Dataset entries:

□ □ □

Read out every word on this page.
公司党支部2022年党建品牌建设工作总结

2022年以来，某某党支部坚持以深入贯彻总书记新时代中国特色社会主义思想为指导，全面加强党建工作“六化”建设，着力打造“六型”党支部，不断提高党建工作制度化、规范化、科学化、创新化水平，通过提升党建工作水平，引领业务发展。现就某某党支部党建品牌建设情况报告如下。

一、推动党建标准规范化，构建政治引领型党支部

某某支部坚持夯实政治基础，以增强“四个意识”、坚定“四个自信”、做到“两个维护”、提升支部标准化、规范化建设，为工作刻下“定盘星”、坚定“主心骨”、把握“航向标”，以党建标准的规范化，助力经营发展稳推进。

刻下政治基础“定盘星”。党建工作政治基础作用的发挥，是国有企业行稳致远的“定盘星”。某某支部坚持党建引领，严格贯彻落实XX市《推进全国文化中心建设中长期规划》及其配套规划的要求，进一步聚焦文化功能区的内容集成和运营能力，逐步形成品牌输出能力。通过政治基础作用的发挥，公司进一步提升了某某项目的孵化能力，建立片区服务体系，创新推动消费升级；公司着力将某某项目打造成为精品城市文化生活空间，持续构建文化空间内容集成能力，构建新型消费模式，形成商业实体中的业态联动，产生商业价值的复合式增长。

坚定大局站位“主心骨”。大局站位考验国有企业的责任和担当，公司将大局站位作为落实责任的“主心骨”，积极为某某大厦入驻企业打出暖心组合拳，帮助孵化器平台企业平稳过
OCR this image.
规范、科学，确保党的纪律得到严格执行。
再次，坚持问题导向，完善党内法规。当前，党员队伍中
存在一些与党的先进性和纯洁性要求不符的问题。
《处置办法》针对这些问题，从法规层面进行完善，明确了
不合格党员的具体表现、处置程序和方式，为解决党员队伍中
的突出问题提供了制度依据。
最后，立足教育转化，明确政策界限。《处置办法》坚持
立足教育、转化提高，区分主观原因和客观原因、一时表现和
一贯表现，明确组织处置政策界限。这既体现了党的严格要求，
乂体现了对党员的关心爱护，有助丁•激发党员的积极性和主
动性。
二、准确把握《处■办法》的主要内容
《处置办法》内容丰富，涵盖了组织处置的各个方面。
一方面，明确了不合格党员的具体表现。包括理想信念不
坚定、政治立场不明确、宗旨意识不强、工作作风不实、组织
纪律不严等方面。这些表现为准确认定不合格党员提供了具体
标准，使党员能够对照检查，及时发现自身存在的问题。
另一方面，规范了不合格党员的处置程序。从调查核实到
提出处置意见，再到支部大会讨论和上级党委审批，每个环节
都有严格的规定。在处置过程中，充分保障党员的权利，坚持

□ □ □

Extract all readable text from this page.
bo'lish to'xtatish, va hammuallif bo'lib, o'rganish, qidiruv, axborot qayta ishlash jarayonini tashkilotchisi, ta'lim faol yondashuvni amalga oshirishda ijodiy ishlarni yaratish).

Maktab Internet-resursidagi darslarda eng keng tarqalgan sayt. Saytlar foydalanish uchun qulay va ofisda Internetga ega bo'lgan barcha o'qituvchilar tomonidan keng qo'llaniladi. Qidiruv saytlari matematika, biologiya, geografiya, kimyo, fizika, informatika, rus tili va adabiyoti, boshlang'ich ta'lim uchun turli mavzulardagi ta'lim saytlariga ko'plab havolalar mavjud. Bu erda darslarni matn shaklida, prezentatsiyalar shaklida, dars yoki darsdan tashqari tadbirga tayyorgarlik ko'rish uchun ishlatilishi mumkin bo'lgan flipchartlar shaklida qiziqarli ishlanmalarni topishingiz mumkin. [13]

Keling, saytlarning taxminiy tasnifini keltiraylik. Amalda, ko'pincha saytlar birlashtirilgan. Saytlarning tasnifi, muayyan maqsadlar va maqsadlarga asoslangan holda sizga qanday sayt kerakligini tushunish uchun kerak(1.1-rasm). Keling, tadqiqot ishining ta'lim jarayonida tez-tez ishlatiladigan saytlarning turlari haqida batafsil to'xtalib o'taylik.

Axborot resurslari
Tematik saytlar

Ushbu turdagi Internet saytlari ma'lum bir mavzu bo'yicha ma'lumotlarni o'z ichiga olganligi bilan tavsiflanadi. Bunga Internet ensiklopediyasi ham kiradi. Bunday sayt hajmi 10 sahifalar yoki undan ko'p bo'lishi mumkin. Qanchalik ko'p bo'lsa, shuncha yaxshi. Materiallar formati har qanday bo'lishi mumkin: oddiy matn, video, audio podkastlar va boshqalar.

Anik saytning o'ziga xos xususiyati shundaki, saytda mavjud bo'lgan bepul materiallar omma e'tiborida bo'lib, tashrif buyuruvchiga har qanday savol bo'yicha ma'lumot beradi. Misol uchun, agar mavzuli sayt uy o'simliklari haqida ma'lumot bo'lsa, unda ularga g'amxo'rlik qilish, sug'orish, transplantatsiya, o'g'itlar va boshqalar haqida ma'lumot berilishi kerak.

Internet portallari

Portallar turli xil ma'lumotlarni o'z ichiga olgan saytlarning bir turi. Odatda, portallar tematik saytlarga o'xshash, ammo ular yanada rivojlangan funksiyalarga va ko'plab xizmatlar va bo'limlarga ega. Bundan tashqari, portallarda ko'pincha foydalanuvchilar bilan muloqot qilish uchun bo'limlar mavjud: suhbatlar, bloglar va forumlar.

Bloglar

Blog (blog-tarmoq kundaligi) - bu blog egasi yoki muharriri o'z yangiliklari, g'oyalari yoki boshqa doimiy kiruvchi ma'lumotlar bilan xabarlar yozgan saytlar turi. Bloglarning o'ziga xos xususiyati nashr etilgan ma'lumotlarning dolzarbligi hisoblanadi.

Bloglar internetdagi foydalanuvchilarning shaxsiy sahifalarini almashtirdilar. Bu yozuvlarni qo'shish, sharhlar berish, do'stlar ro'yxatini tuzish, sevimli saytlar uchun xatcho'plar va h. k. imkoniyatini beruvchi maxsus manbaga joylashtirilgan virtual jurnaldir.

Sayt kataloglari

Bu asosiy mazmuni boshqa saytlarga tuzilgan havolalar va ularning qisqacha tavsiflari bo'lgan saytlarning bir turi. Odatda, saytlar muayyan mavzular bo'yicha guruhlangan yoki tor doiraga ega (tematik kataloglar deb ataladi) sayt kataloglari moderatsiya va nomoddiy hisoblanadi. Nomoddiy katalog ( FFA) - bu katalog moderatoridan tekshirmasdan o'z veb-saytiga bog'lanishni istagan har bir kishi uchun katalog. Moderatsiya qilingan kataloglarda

□ □ □

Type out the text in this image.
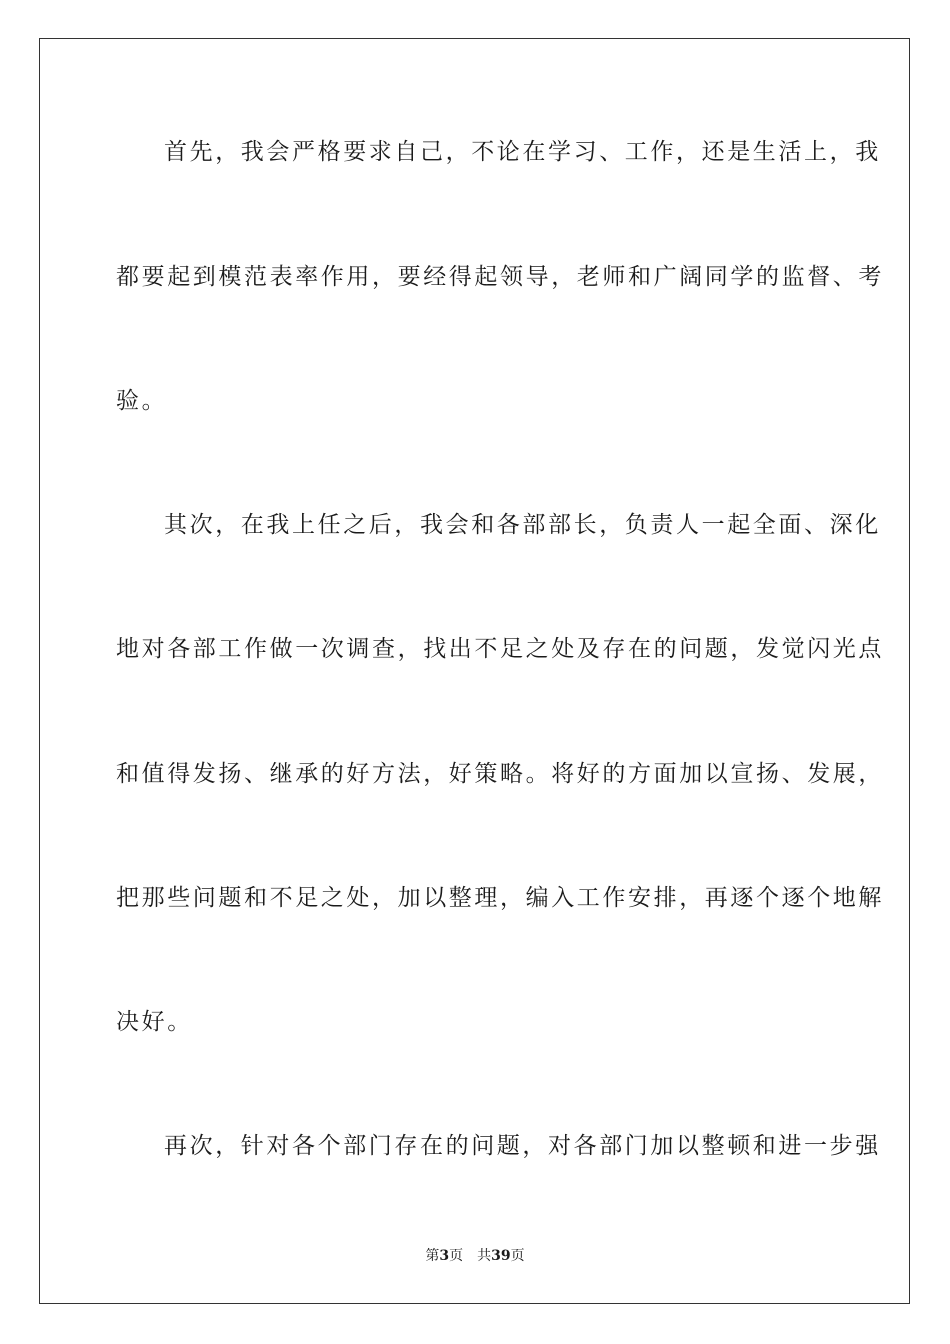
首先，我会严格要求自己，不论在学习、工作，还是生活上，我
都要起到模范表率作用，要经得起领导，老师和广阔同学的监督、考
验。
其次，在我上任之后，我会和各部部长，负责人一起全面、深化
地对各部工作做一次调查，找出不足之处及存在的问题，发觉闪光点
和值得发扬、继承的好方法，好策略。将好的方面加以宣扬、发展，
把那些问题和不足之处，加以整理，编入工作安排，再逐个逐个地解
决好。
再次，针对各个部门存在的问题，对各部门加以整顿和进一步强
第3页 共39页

□ □ □

PROBLEM TO WORK ON:
Pick out each line above that includes "text" and show it.

EXERCISE ANSWER:
Extract all readable text from this page.
Type out the text in this image.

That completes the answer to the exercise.